- WHAT YOU SHOULD DO -
Write out each record again exactly as it stands.

- DATA PROVIDED -
━━━

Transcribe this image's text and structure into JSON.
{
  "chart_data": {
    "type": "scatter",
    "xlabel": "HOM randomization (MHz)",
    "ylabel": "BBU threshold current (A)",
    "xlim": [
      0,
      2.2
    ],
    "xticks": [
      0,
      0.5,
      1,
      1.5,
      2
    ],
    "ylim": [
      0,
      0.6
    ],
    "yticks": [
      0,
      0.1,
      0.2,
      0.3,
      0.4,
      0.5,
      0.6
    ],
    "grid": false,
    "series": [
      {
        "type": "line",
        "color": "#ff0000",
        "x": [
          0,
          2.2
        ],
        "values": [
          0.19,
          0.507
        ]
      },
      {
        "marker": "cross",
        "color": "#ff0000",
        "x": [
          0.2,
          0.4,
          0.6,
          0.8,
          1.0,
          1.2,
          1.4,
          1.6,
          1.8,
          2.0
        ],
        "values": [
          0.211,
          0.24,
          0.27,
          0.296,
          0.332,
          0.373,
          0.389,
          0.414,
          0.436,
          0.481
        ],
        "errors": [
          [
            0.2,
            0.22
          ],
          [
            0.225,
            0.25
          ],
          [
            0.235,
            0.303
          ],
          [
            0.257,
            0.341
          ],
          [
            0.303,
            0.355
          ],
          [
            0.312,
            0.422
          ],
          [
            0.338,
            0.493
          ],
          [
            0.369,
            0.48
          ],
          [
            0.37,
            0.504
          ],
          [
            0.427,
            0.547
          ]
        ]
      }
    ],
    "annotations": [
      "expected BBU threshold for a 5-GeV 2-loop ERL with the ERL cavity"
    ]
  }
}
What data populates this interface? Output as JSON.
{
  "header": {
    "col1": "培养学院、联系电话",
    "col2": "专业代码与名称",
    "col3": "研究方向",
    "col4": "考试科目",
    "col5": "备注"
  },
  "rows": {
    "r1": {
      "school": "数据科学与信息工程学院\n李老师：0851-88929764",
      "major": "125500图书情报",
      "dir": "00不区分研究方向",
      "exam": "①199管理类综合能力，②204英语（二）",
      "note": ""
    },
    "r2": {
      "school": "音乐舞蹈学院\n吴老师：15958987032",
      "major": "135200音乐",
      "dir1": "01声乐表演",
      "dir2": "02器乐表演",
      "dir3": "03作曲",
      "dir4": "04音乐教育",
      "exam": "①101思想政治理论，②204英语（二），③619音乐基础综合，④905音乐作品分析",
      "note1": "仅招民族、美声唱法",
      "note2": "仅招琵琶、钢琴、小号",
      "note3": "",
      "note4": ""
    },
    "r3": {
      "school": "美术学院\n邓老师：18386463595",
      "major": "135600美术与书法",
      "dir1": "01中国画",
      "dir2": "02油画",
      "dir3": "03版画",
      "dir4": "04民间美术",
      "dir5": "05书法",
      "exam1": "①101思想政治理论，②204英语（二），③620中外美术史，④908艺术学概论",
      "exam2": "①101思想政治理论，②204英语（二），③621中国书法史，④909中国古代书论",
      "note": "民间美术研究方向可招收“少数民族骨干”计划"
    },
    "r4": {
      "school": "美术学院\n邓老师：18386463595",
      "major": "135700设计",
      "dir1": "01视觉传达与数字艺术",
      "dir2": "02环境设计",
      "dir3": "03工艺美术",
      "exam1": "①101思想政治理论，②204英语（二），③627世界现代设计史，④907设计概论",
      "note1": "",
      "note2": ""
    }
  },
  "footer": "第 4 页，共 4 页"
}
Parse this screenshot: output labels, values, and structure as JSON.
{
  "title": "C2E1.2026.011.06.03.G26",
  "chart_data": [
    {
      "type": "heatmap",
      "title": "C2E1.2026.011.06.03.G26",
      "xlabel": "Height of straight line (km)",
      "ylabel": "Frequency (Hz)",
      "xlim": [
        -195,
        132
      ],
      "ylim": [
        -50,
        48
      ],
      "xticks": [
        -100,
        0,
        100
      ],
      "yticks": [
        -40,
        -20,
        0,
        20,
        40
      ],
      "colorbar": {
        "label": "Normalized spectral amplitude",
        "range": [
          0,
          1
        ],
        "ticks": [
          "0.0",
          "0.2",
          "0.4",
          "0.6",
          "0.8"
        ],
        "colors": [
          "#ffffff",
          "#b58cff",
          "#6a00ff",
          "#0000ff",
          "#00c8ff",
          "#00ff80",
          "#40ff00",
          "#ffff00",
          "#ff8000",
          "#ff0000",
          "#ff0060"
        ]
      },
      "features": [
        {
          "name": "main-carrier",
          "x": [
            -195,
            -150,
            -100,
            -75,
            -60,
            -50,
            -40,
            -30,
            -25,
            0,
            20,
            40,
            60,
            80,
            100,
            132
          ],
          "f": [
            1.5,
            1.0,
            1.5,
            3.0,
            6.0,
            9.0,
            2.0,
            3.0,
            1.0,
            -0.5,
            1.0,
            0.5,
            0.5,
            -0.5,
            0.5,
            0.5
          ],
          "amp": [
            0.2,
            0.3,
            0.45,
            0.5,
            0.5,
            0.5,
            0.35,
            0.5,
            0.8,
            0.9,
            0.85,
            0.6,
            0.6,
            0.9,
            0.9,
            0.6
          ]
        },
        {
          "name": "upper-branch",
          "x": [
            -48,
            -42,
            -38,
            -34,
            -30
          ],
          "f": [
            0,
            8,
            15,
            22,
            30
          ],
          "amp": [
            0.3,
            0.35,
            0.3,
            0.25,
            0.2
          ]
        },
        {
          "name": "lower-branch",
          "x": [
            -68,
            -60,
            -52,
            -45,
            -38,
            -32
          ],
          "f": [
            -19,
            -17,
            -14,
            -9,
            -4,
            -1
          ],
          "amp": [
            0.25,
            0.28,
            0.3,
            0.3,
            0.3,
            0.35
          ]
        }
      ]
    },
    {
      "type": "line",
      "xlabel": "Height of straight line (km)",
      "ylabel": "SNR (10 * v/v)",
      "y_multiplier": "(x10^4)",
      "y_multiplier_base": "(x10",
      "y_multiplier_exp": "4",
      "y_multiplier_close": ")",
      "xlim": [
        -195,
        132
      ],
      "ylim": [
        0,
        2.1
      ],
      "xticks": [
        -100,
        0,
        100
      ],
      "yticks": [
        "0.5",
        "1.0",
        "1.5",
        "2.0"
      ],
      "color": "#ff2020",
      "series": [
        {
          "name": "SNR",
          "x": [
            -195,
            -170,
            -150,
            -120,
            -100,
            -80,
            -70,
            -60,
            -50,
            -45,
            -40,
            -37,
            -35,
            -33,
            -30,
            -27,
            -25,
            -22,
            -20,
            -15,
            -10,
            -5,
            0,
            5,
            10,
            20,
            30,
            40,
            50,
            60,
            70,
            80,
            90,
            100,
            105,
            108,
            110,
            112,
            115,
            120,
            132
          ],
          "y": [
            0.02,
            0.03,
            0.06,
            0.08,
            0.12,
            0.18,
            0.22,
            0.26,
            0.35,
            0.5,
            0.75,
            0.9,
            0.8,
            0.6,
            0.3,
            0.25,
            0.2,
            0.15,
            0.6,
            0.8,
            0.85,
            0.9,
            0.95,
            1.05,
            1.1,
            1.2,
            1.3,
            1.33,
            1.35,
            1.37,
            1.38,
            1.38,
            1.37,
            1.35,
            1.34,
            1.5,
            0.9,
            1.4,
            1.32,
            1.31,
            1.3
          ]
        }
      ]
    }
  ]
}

━━━

- TASK RESULT -
Transcribe this image's text and structure into JSON.
{
  "chart_data": {
    "type": "scatter",
    "xlabel": "HOM randomization (MHz)",
    "ylabel": "BBU threshold current (A)",
    "xlim": [
      0,
      2.2
    ],
    "xticks": [
      0,
      0.5,
      1,
      1.5,
      2
    ],
    "ylim": [
      0,
      0.6
    ],
    "yticks": [
      0,
      0.1,
      0.2,
      0.3,
      0.4,
      0.5,
      0.6
    ],
    "grid": false,
    "series": [
      {
        "type": "line",
        "color": "#ff0000",
        "x": [
          0,
          2.2
        ],
        "values": [
          0.19,
          0.507
        ]
      },
      {
        "marker": "cross",
        "color": "#ff0000",
        "x": [
          0.2,
          0.4,
          0.6,
          0.8,
          1.0,
          1.2,
          1.4,
          1.6,
          1.8,
          2.0
        ],
        "values": [
          0.211,
          0.24,
          0.27,
          0.296,
          0.332,
          0.373,
          0.389,
          0.414,
          0.436,
          0.481
        ],
        "errors": [
          [
            0.2,
            0.22
          ],
          [
            0.225,
            0.25
          ],
          [
            0.235,
            0.303
          ],
          [
            0.257,
            0.341
          ],
          [
            0.303,
            0.355
          ],
          [
            0.312,
            0.422
          ],
          [
            0.338,
            0.493
          ],
          [
            0.369,
            0.48
          ],
          [
            0.37,
            0.504
          ],
          [
            0.427,
            0.547
          ]
        ]
      }
    ],
    "annotations": [
      "expected BBU threshold for a 5-GeV 2-loop ERL with the ERL cavity"
    ]
  }
}
What data populates this interface? Output as JSON.
{
  "header": {
    "col1": "培养学院、联系电话",
    "col2": "专业代码与名称",
    "col3": "研究方向",
    "col4": "考试科目",
    "col5": "备注"
  },
  "rows": {
    "r1": {
      "school": "数据科学与信息工程学院\n李老师：0851-88929764",
      "major": "125500图书情报",
      "dir": "00不区分研究方向",
      "exam": "①199管理类综合能力，②204英语（二）",
      "note": ""
    },
    "r2": {
      "school": "音乐舞蹈学院\n吴老师：15958987032",
      "major": "135200音乐",
      "dir1": "01声乐表演",
      "dir2": "02器乐表演",
      "dir3": "03作曲",
      "dir4": "04音乐教育",
      "exam": "①101思想政治理论，②204英语（二），③619音乐基础综合，④905音乐作品分析",
      "note1": "仅招民族、美声唱法",
      "note2": "仅招琵琶、钢琴、小号",
      "note3": "",
      "note4": ""
    },
    "r3": {
      "school": "美术学院\n邓老师：18386463595",
      "major": "135600美术与书法",
      "dir1": "01中国画",
      "dir2": "02油画",
      "dir3": "03版画",
      "dir4": "04民间美术",
      "dir5": "05书法",
      "exam1": "①101思想政治理论，②204英语（二），③620中外美术史，④908艺术学概论",
      "exam2": "①101思想政治理论，②204英语（二），③621中国书法史，④909中国古代书论",
      "note": "民间美术研究方向可招收“少数民族骨干”计划"
    },
    "r4": {
      "school": "美术学院\n邓老师：18386463595",
      "major": "135700设计",
      "dir1": "01视觉传达与数字艺术",
      "dir2": "02环境设计",
      "dir3": "03工艺美术",
      "exam1": "①101思想政治理论，②204英语（二），③627世界现代设计史，④907设计概论",
      "note1": "",
      "note2": ""
    }
  },
  "footer": "第 4 页，共 4 页"
}
Parse this screenshot: output labels, values, and structure as JSON.
{
  "title": "C2E1.2026.011.06.03.G26",
  "chart_data": [
    {
      "type": "heatmap",
      "title": "C2E1.2026.011.06.03.G26",
      "xlabel": "Height of straight line (km)",
      "ylabel": "Frequency (Hz)",
      "xlim": [
        -195,
        132
      ],
      "ylim": [
        -50,
        48
      ],
      "xticks": [
        -100,
        0,
        100
      ],
      "yticks": [
        -40,
        -20,
        0,
        20,
        40
      ],
      "colorbar": {
        "label": "Normalized spectral amplitude",
        "range": [
          0,
          1
        ],
        "ticks": [
          "0.0",
          "0.2",
          "0.4",
          "0.6",
          "0.8"
        ],
        "colors": [
          "#ffffff",
          "#b58cff",
          "#6a00ff",
          "#0000ff",
          "#00c8ff",
          "#00ff80",
          "#40ff00",
          "#ffff00",
          "#ff8000",
          "#ff0000",
          "#ff0060"
        ]
      },
      "features": [
        {
          "name": "main-carrier",
          "x": [
            -195,
            -150,
            -100,
            -75,
            -60,
            -50,
            -40,
            -30,
            -25,
            0,
            20,
            40,
            60,
            80,
            100,
            132
          ],
          "f": [
            1.5,
            1.0,
            1.5,
            3.0,
            6.0,
            9.0,
            2.0,
            3.0,
            1.0,
            -0.5,
            1.0,
            0.5,
            0.5,
            -0.5,
            0.5,
            0.5
          ],
          "amp": [
            0.2,
            0.3,
            0.45,
            0.5,
            0.5,
            0.5,
            0.35,
            0.5,
            0.8,
            0.9,
            0.85,
            0.6,
            0.6,
            0.9,
            0.9,
            0.6
          ]
        },
        {
          "name": "upper-branch",
          "x": [
            -48,
            -42,
            -38,
            -34,
            -30
          ],
          "f": [
            0,
            8,
            15,
            22,
            30
          ],
          "amp": [
            0.3,
            0.35,
            0.3,
            0.25,
            0.2
          ]
        },
        {
          "name": "lower-branch",
          "x": [
            -68,
            -60,
            -52,
            -45,
            -38,
            -32
          ],
          "f": [
            -19,
            -17,
            -14,
            -9,
            -4,
            -1
          ],
          "amp": [
            0.25,
            0.28,
            0.3,
            0.3,
            0.3,
            0.35
          ]
        }
      ]
    },
    {
      "type": "line",
      "xlabel": "Height of straight line (km)",
      "ylabel": "SNR (10 * v/v)",
      "y_multiplier": "(x10^4)",
      "y_multiplier_base": "(x10",
      "y_multiplier_exp": "4",
      "y_multiplier_close": ")",
      "xlim": [
        -195,
        132
      ],
      "ylim": [
        0,
        2.1
      ],
      "xticks": [
        -100,
        0,
        100
      ],
      "yticks": [
        "0.5",
        "1.0",
        "1.5",
        "2.0"
      ],
      "color": "#ff2020",
      "series": [
        {
          "name": "SNR",
          "x": [
            -195,
            -170,
            -150,
            -120,
            -100,
            -80,
            -70,
            -60,
            -50,
            -45,
            -40,
            -37,
            -35,
            -33,
            -30,
            -27,
            -25,
            -22,
            -20,
            -15,
            -10,
            -5,
            0,
            5,
            10,
            20,
            30,
            40,
            50,
            60,
            70,
            80,
            90,
            100,
            105,
            108,
            110,
            112,
            115,
            120,
            132
          ],
          "y": [
            0.02,
            0.03,
            0.06,
            0.08,
            0.12,
            0.18,
            0.22,
            0.26,
            0.35,
            0.5,
            0.75,
            0.9,
            0.8,
            0.6,
            0.3,
            0.25,
            0.2,
            0.15,
            0.6,
            0.8,
            0.85,
            0.9,
            0.95,
            1.05,
            1.1,
            1.2,
            1.3,
            1.33,
            1.35,
            1.37,
            1.38,
            1.38,
            1.37,
            1.35,
            1.34,
            1.5,
            0.9,
            1.4,
            1.32,
            1.31,
            1.3
          ]
        }
      ]
    }
  ]
}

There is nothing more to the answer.